Work to complete —
Track down each line that has the word "Configuration" and copy it.

Raw records —

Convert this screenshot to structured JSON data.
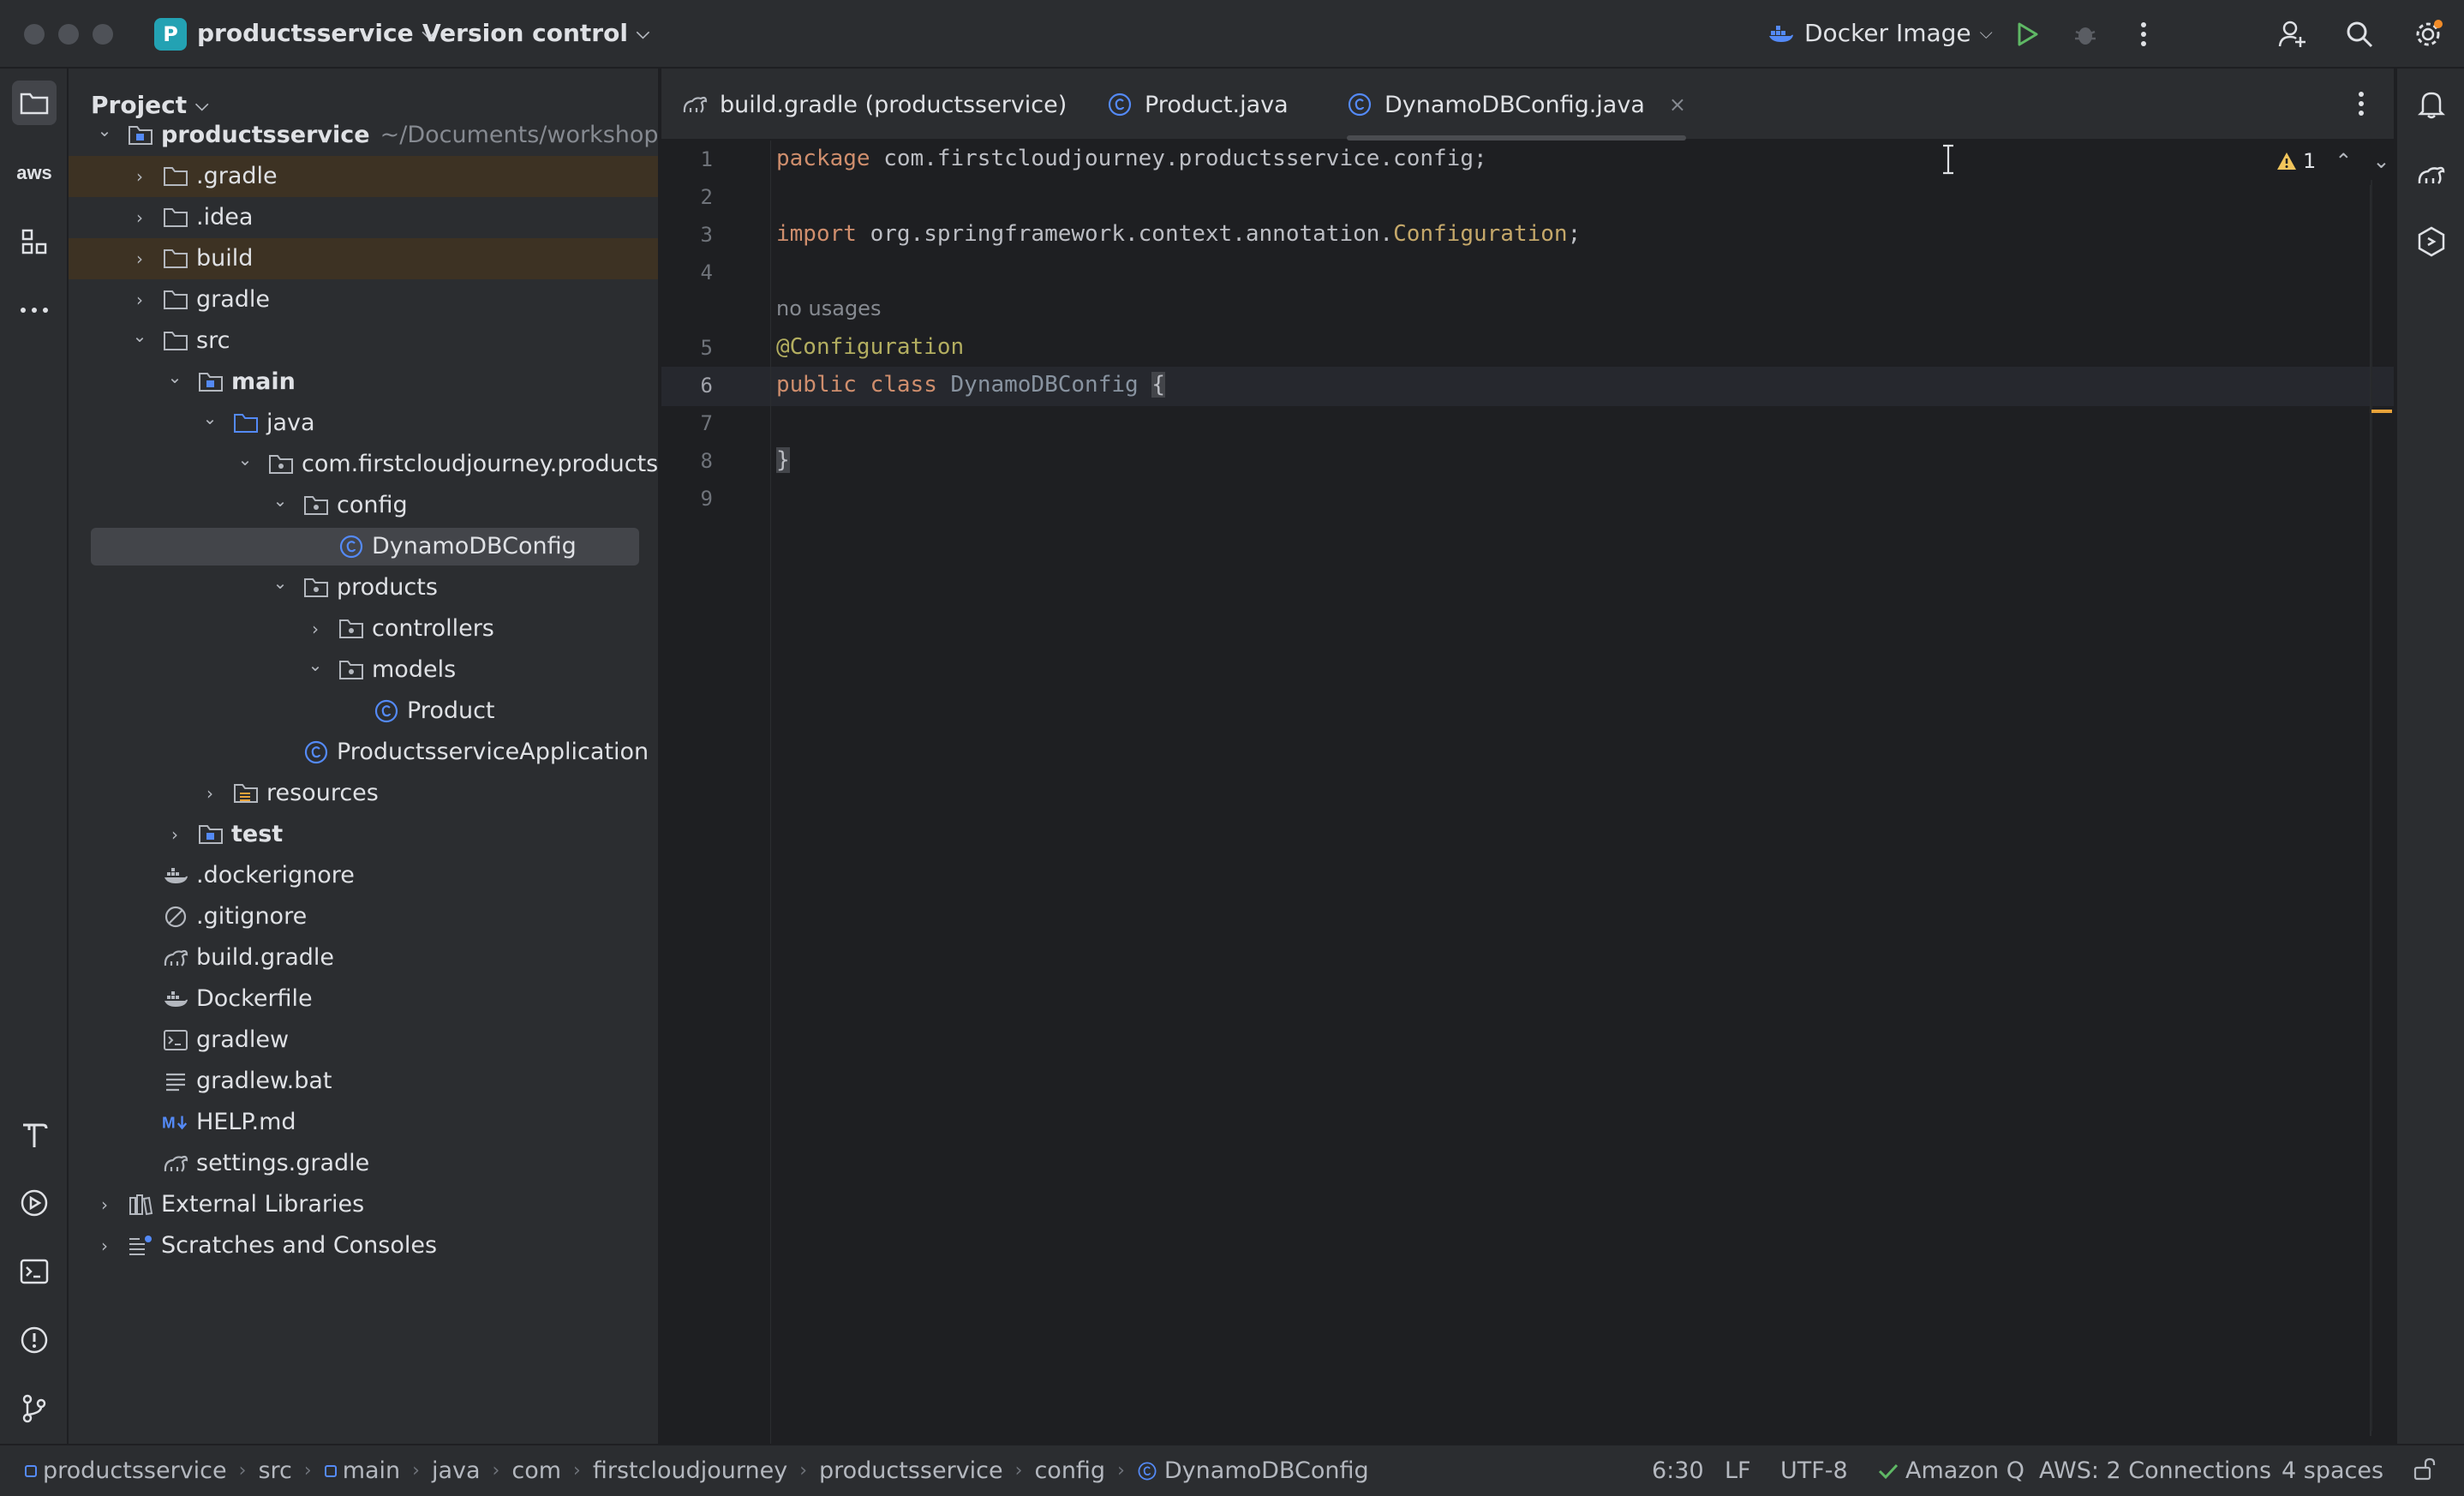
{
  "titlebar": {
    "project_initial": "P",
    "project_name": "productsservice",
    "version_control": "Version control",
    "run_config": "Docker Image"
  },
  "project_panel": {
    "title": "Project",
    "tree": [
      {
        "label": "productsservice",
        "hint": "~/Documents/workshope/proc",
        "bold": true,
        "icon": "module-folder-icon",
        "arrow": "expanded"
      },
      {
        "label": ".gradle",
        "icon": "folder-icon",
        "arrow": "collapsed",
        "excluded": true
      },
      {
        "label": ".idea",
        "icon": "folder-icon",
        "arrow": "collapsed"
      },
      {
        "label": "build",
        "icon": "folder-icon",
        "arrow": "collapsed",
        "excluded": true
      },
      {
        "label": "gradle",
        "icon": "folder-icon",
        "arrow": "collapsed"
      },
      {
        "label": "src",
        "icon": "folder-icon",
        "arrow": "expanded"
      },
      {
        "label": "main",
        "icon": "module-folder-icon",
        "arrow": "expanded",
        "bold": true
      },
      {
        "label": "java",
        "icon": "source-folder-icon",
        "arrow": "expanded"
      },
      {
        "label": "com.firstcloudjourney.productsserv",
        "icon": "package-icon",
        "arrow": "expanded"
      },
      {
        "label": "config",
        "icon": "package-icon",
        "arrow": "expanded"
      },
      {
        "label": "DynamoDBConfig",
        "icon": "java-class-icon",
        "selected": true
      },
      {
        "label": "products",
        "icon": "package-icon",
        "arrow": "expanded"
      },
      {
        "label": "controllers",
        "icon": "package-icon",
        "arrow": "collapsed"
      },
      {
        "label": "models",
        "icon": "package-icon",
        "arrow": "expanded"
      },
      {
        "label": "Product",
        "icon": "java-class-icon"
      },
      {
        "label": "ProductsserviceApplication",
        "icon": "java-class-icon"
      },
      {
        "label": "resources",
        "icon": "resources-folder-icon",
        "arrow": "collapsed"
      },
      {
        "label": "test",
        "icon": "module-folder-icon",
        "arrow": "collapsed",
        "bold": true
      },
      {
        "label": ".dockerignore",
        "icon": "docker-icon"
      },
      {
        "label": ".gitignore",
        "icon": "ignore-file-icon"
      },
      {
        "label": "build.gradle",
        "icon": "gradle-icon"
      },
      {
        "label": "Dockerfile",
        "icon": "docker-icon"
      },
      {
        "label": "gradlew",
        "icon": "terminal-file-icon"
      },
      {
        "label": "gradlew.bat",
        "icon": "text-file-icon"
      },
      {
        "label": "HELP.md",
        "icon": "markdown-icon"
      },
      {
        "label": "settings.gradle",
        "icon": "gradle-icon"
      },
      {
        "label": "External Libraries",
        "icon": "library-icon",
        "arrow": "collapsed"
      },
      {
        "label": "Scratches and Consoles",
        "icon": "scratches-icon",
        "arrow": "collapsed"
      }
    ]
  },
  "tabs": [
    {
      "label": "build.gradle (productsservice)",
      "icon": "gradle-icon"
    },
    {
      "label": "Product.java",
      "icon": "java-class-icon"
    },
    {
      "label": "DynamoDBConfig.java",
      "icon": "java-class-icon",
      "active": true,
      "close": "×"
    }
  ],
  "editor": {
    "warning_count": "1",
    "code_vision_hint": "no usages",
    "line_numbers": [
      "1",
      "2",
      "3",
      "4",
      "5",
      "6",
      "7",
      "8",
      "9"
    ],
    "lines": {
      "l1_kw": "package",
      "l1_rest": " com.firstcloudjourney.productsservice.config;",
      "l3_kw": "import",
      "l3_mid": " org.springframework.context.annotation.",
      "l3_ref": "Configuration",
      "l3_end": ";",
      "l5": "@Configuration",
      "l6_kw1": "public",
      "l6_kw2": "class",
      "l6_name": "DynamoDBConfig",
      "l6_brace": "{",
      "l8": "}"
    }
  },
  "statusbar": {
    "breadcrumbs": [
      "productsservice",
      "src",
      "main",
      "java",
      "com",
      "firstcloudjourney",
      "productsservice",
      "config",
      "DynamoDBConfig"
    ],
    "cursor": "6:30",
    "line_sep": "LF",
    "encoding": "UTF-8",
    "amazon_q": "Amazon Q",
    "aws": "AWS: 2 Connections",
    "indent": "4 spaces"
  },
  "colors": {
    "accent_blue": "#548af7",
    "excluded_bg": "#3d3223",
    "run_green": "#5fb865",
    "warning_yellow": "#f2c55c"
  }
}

--

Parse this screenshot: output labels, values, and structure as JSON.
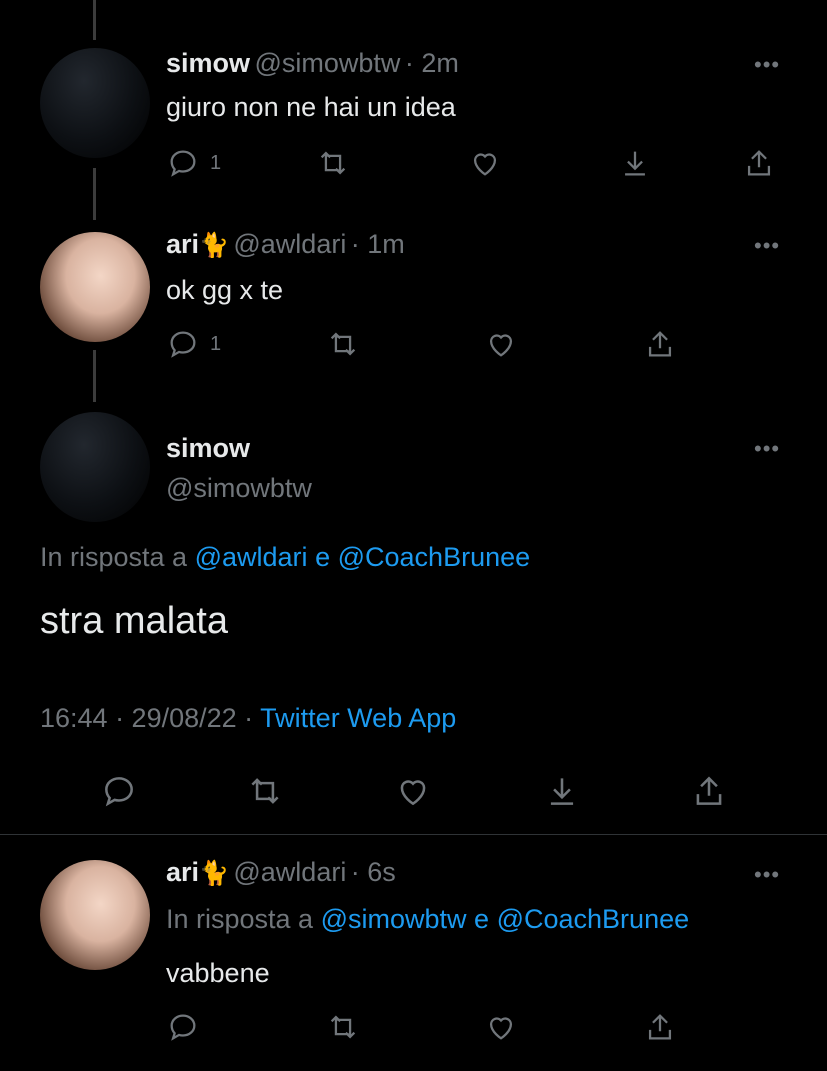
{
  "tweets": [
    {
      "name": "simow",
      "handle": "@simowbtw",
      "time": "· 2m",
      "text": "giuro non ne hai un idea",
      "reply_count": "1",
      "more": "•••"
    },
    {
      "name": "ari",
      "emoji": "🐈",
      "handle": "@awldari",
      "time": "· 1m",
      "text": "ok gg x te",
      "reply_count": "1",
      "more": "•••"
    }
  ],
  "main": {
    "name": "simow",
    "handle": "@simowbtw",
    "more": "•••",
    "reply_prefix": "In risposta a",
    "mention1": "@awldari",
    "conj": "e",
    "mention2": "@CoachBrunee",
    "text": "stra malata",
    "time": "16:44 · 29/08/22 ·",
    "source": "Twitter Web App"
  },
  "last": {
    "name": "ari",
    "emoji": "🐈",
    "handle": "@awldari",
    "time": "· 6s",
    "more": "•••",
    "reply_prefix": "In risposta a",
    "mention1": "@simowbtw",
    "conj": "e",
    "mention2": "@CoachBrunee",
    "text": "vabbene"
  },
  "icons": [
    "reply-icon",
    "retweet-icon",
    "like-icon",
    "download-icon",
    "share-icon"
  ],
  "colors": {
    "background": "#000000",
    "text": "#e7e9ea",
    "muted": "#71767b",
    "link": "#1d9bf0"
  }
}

Result of the task —
      "l3_ref": "Configuration",
      "l5": "@Configuration",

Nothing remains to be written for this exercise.